* **Study text**:
Regulators will introduce tougher prudential rules for the banking sector


Basel Committee will raise the quality, consistency and transparency of the Tier 1 capital base; set a leverage ratio and minimum liquidity standards.

Comprehensive response to the global banking crisis

The Group of Central Bank Governors and Heads of Supervision, the monitoring body of the Basel Committee on Banking Supervision, met on 6 September to review a comprehensive set of measures to strengthen the regulation, supervision and risk management of the banking sector. These measures will substantially reduce the probability and severity of economic and financial stress.

The Central Bank Governors and Heads of Supervision reached agreement on the following key measures to strengthen the regulation of the banking sector:
·         Raise the quality, consistency and transparency of the Tier 1 capital base. The predominant form of Tier 1 capital must be common shares and retained earnings.
·         Introduce a leverage ratio as a supplementary measure to the Basel II risk-based framework with a view to migrating to a Pillar 1 treatment based on appropriate review and calibration.
·         Introduce a minimum global standard for funding liquidity that includes a stressed liquidity coverage ratio requirement, underpinned by a longer-term structural liquidity ratio.
·         Introduce a framework for countercyclical capital buffers above the minimum requirement.
·         Issue recommendations to reduce the systemic risk associated with the resolution of cross-border banks.
The Committee will also assess the need for a capital surcharge to mitigate the risk of systemic banks.

* **Prompt A**:
Update the passage on tougher banking rules, starting at "Basel Committee will" and ending at "and retained earnings.", and replace "banking sector" with "financial sector" throughout.
* **Prompt B**:
Write the next part of the passage on tougher banking rules, picking up after its final sentence.

Items from a dataset:

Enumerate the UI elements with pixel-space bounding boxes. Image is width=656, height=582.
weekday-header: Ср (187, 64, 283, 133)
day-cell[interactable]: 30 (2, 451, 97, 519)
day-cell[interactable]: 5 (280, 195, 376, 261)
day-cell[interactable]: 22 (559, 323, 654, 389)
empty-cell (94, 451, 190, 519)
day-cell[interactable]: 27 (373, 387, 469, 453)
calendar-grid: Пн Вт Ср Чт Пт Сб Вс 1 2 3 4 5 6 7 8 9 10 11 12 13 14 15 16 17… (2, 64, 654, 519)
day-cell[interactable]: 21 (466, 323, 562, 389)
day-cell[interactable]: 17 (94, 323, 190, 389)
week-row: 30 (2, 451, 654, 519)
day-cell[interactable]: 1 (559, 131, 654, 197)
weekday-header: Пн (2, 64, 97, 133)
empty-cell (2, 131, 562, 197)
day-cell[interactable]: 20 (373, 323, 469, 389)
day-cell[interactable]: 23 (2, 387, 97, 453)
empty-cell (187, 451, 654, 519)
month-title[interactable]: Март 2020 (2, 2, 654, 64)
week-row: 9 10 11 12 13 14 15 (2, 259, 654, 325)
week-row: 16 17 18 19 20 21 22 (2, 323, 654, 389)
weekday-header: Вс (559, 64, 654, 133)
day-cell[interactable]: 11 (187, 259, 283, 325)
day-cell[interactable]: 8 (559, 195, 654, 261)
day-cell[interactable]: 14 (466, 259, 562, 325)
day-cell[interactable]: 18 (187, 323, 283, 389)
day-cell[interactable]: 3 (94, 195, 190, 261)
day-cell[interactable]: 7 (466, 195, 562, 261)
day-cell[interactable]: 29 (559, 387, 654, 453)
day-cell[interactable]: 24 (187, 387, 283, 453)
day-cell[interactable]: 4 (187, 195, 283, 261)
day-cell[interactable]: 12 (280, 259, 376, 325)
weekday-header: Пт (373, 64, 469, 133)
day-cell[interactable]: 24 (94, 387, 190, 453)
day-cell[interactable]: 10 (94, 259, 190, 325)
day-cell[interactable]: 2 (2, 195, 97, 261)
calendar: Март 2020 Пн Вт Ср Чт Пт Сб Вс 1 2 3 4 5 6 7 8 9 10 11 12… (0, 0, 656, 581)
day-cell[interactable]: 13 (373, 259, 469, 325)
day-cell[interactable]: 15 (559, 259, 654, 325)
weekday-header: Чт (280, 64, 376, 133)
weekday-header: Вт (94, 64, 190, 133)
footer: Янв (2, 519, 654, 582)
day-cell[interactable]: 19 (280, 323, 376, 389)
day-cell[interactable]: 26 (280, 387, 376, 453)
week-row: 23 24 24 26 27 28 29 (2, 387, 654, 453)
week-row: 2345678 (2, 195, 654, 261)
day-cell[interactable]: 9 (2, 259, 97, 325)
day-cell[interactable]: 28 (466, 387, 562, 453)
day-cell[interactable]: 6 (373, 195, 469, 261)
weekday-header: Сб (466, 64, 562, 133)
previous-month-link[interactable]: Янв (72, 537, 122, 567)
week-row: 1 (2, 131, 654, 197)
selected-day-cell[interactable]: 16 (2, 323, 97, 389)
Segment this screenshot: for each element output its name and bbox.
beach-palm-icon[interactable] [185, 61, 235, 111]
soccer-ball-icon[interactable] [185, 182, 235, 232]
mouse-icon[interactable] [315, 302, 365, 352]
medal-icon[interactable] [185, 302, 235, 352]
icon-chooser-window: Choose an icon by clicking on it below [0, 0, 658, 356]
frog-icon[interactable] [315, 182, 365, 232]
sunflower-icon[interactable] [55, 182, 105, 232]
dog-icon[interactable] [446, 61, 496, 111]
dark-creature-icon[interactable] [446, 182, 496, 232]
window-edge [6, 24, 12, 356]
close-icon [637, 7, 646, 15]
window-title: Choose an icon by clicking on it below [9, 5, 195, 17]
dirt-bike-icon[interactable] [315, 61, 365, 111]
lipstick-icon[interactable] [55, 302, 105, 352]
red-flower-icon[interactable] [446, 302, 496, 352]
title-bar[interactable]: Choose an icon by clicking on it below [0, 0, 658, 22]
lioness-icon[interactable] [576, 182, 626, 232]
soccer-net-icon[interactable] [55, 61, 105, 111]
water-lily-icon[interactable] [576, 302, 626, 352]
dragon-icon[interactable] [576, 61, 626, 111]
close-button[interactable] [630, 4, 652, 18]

* **Task output A**:
Basel Committee will raise the quality, consistency and transparency of the Tier 1 capital base; set a leverage ratio and minimum liquidity standards.

Comprehensive response to the global banking crisis

The Group of Central Bank Governors and Heads of Supervision, the monitoring body of the Basel Committee on Banking Supervision, met on 6 September to review a comprehensive set of measures to strengthen the regulation, supervision and risk management of the financial sector. These measures will substantially reduce the probability and severity of economic and financial stress.

The Central Bank Governors and Heads of Supervision reached agreement on the following key measures to strengthen the regulation of the financial sector:
·         Raise the quality, consistency and transparency of the Tier 1 capital base. The predominant form of Tier 1 capital must be common shares and retained earnings.

* **Task output B**:
The Basel Committee will issue concrete proposals on these measures by the end of this year. It will carry out an impact assessment at the beginning of next year, with calibration of the new requirements to be completed by end-2010.
The Group of Governors and Heads of Supervision endorsed the following principles to guide supervisors in the transition to a higher level and quality of capital in the banking system:
·         Building on the framework for countercyclical capital buffers, supervisors should require banks to strengthen their capital base through a combination of capital conservation measures, including actions to limit excessive dividend payments, share buybacks and compensation.
·         Compensation should be aligned with prudent risk-taking and long-term, sustainable performance, building on the Financial Stability Board (FSB) sound compensation principles.
·         Banks will be required to move expeditiously to raise the level and quality of capital to the new standards, but in a manner that promotes stability of national banking systems and the broader economy.